**Stated exercise**
In the material below, find all lines with the string "bête" and copy them.

Data entries
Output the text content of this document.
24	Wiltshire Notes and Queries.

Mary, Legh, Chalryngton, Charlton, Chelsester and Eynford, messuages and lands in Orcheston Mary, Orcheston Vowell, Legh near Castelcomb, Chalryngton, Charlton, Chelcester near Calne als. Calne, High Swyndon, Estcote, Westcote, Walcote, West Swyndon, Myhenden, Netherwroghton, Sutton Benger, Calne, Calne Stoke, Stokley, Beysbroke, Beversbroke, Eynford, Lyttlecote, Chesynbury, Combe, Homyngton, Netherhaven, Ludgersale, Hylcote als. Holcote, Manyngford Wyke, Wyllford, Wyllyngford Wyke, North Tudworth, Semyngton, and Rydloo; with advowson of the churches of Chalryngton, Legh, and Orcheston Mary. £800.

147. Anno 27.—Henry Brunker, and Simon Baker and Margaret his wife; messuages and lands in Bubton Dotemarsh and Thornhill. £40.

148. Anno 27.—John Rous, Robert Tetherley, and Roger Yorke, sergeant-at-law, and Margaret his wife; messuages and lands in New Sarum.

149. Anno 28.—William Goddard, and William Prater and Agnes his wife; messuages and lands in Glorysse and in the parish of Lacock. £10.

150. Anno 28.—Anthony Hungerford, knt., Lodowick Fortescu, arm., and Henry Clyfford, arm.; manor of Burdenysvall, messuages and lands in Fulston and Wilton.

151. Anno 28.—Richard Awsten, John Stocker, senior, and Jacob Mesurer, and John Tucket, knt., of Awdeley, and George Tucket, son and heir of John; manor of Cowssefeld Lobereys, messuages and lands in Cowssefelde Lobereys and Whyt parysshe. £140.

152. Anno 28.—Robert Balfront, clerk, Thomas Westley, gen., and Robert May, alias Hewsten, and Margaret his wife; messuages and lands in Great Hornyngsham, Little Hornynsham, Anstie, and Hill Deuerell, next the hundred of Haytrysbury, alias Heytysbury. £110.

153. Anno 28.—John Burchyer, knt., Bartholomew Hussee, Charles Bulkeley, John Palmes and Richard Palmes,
* * *
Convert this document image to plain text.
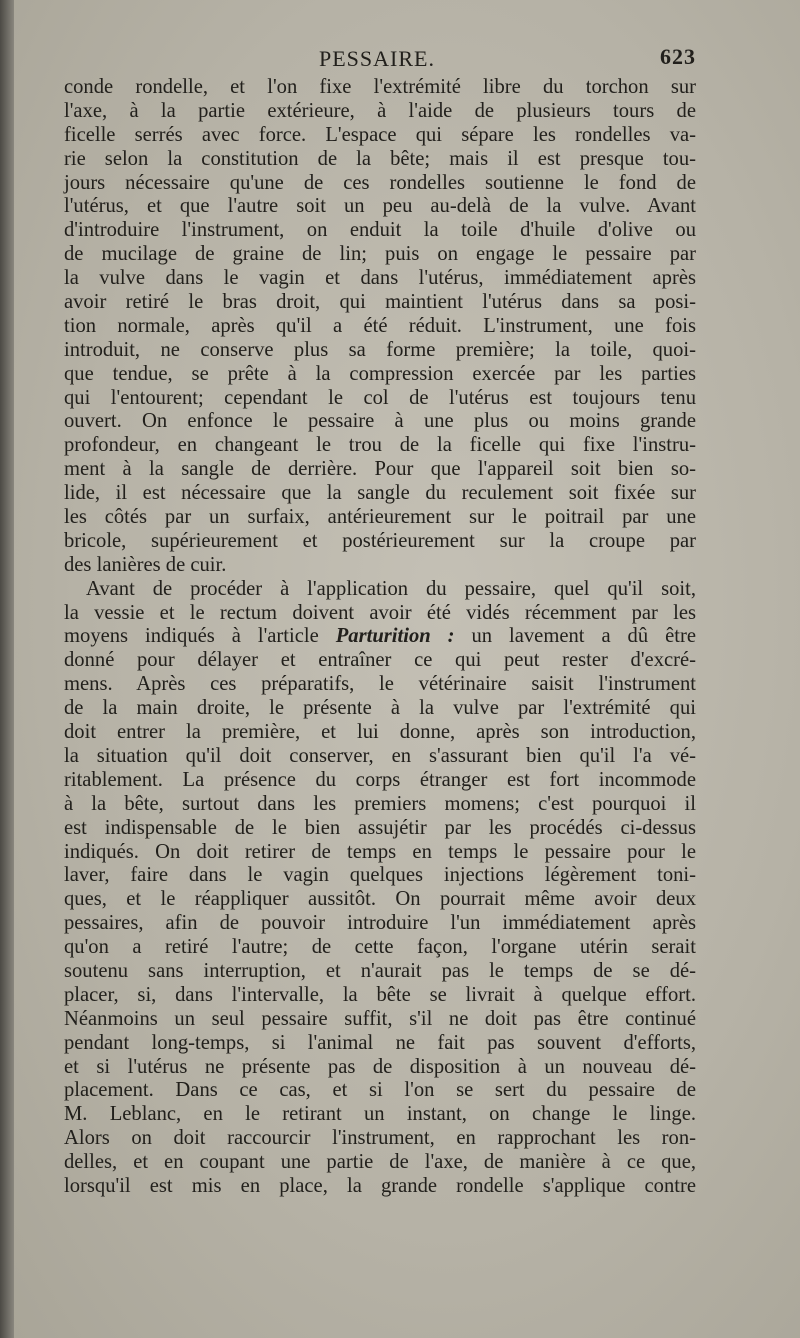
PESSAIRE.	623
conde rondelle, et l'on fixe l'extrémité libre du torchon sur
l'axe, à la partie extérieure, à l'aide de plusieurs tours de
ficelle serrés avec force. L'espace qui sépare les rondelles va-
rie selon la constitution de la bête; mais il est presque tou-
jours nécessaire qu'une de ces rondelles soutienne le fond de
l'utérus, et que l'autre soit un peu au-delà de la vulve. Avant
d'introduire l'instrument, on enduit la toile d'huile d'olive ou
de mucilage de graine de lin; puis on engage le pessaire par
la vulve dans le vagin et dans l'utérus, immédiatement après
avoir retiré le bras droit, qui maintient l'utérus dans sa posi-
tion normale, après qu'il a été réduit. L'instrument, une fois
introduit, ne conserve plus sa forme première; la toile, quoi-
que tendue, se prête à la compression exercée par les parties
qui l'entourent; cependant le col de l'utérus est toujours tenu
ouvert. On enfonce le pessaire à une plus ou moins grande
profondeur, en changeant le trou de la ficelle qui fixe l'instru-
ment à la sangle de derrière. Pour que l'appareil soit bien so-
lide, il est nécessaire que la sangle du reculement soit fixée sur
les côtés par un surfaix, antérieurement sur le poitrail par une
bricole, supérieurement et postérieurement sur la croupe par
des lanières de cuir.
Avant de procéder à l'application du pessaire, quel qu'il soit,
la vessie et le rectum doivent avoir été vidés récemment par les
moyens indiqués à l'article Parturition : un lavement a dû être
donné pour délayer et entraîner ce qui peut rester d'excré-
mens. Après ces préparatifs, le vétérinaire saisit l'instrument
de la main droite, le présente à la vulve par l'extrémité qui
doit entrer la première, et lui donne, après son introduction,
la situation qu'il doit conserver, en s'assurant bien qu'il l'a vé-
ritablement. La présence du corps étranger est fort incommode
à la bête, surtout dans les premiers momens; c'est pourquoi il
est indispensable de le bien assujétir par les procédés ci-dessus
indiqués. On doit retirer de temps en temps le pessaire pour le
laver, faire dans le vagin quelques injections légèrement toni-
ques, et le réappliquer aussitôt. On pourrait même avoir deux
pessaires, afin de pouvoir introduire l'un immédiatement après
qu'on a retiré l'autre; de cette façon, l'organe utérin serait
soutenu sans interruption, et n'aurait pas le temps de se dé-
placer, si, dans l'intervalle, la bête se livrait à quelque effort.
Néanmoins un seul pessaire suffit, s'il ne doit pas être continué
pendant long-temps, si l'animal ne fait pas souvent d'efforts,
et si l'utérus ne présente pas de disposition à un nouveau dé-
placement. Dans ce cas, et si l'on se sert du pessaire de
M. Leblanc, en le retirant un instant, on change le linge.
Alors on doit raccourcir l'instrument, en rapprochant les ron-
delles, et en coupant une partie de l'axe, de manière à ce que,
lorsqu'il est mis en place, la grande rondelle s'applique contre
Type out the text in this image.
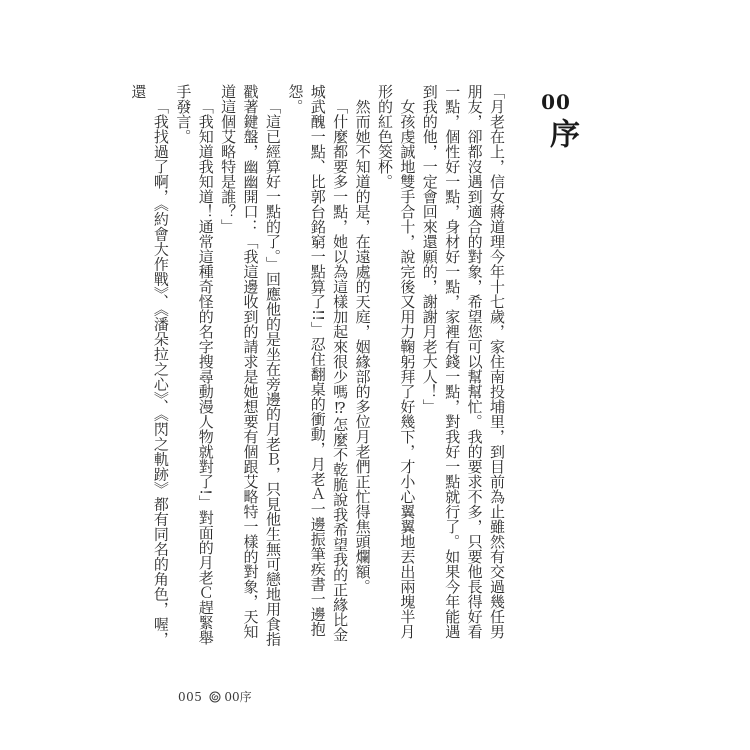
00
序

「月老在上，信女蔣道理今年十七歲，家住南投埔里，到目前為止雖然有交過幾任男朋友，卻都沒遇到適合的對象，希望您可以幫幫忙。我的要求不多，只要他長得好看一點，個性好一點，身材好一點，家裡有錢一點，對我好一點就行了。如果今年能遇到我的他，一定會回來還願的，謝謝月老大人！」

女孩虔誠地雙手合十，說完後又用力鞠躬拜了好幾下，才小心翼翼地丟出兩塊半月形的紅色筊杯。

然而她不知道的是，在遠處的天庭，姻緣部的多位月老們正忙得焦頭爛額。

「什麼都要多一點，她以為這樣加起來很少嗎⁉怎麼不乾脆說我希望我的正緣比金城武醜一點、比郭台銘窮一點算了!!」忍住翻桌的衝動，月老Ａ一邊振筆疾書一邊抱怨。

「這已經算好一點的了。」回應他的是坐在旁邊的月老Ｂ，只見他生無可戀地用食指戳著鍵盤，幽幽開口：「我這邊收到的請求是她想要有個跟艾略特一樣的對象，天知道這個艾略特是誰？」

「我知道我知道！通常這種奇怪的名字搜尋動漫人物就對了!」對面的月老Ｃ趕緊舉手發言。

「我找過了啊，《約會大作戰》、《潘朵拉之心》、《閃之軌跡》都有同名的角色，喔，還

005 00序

**Task solution**
rie selon la constitution de la bête; mais il est presque tou-
à la bête, surtout dans les premiers momens; c'est pourquoi il
placer, si, dans l'intervalle, la bête se livrait à quelque effort.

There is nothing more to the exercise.